▸ **Your objective**: Copy out each line of the material in which the word "MKURANGA" appears.

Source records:

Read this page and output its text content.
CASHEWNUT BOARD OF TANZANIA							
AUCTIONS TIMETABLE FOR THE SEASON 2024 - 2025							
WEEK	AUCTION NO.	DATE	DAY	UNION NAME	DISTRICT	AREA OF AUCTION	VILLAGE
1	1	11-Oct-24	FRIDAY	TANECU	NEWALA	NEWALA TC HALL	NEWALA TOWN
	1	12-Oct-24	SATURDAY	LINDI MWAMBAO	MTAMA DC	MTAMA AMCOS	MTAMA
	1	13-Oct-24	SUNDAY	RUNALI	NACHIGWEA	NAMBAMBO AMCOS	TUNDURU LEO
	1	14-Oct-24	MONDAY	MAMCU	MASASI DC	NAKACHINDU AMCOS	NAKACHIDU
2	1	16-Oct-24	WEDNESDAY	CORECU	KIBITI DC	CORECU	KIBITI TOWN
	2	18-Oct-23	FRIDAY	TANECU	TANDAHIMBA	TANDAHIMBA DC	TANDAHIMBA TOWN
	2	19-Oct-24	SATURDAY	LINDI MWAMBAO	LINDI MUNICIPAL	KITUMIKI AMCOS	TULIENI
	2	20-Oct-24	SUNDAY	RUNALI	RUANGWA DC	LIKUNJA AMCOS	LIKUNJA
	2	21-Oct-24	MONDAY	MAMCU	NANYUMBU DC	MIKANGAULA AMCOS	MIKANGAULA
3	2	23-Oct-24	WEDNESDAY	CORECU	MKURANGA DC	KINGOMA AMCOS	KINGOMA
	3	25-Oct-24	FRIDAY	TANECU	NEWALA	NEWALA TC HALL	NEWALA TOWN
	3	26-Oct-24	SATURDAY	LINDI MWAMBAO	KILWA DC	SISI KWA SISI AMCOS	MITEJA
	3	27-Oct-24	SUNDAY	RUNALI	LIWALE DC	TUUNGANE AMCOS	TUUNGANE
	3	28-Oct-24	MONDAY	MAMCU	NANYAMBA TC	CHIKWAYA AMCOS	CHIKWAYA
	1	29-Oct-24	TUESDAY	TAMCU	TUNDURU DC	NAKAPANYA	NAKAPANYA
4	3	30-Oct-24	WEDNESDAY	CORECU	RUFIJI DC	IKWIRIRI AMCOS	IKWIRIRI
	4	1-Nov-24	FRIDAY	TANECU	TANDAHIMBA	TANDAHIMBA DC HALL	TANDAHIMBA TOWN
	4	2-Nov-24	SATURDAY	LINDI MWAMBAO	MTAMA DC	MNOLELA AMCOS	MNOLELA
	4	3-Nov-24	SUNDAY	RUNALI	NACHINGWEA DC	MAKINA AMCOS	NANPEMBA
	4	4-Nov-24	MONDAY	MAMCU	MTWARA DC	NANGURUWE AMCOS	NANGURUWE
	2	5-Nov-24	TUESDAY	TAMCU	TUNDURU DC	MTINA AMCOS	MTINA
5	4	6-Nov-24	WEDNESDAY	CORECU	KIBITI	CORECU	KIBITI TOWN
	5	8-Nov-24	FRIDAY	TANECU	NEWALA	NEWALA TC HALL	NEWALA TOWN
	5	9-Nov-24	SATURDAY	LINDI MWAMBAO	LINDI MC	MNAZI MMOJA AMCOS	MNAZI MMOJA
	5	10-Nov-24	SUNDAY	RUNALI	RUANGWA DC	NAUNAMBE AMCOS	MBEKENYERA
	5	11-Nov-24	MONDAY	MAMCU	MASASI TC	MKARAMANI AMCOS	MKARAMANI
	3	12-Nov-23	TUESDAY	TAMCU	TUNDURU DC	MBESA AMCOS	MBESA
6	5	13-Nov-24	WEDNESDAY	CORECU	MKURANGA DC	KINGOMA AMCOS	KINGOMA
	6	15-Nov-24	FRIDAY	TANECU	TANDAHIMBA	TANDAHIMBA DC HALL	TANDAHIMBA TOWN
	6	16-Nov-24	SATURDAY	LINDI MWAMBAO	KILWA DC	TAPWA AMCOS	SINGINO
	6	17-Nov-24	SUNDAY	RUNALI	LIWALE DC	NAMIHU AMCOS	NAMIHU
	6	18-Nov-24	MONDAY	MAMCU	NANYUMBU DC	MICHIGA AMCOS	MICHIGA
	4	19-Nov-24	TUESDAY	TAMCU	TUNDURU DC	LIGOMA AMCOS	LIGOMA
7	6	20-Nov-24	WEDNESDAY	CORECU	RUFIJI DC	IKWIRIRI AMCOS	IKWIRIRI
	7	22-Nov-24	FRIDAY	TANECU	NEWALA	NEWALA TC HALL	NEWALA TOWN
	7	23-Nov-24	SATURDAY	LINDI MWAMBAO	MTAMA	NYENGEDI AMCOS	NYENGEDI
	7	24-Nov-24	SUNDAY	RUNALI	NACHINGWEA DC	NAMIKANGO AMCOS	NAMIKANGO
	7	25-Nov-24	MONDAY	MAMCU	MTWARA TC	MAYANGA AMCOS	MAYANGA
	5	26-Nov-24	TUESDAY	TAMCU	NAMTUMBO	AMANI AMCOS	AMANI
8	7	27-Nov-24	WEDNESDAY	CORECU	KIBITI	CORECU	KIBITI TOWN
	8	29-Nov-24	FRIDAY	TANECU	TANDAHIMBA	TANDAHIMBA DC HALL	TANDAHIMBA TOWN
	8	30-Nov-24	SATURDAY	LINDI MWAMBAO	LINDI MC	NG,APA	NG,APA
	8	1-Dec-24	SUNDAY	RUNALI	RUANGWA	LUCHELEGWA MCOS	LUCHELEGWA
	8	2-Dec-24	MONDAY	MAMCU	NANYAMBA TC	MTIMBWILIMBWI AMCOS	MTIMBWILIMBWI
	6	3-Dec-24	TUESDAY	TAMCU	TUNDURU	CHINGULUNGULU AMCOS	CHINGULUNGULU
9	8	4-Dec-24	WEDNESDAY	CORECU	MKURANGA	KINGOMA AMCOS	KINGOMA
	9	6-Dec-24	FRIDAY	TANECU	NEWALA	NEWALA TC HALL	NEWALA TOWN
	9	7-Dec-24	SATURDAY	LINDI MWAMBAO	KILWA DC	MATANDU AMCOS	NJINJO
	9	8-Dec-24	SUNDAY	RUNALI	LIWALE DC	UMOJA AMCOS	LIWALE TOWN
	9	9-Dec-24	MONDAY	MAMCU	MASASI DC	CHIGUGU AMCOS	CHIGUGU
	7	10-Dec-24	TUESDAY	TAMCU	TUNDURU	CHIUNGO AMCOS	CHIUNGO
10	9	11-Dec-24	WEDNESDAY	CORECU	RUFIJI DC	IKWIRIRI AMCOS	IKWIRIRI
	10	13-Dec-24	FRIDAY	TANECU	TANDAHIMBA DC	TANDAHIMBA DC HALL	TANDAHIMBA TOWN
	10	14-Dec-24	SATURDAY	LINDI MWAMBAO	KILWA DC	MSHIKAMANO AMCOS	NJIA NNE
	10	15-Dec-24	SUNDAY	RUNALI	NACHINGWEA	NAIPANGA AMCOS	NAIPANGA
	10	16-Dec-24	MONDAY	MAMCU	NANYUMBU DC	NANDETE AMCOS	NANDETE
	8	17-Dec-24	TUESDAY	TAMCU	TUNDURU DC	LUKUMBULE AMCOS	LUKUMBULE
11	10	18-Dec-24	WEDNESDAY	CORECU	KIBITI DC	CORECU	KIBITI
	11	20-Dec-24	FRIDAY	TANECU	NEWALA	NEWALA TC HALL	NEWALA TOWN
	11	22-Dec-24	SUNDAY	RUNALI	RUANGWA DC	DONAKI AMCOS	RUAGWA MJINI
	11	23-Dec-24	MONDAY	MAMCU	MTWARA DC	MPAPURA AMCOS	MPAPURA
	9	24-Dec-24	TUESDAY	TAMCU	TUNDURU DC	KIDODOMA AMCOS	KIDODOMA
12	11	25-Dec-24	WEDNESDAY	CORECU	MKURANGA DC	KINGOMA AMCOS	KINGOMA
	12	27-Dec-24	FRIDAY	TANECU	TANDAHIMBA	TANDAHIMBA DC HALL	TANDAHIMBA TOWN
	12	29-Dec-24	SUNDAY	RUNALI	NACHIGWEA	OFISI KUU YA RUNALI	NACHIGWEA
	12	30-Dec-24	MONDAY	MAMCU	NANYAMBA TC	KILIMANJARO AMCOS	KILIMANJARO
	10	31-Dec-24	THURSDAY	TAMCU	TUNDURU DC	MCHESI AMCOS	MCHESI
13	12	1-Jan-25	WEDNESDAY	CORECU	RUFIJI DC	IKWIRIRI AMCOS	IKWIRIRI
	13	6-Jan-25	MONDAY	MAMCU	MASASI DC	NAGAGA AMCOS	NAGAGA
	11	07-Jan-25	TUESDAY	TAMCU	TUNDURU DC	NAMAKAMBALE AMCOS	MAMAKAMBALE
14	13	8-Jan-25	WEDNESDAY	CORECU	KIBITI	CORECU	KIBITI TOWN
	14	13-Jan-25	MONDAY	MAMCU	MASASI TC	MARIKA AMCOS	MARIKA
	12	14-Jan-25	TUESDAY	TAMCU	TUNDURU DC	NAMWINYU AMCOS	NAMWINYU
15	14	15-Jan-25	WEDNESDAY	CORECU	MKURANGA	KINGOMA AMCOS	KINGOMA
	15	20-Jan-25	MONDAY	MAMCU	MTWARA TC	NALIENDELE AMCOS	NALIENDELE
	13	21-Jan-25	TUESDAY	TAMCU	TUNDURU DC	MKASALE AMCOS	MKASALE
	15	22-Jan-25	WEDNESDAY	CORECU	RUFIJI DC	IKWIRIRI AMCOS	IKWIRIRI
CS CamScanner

▸ **Written response**:
3	2	23-Oct-24	WEDNESDAY	CORECU	MKURANGA DC	KINGOMA AMCOS	KINGOMA
6	5	13-Nov-24	WEDNESDAY	CORECU	MKURANGA DC	KINGOMA AMCOS	KINGOMA
9	8	4-Dec-24	WEDNESDAY	CORECU	MKURANGA	KINGOMA AMCOS	KINGOMA
12	11	25-Dec-24	WEDNESDAY	CORECU	MKURANGA DC	KINGOMA AMCOS	KINGOMA
15	14	15-Jan-25	WEDNESDAY	CORECU	MKURANGA	KINGOMA AMCOS	KINGOMA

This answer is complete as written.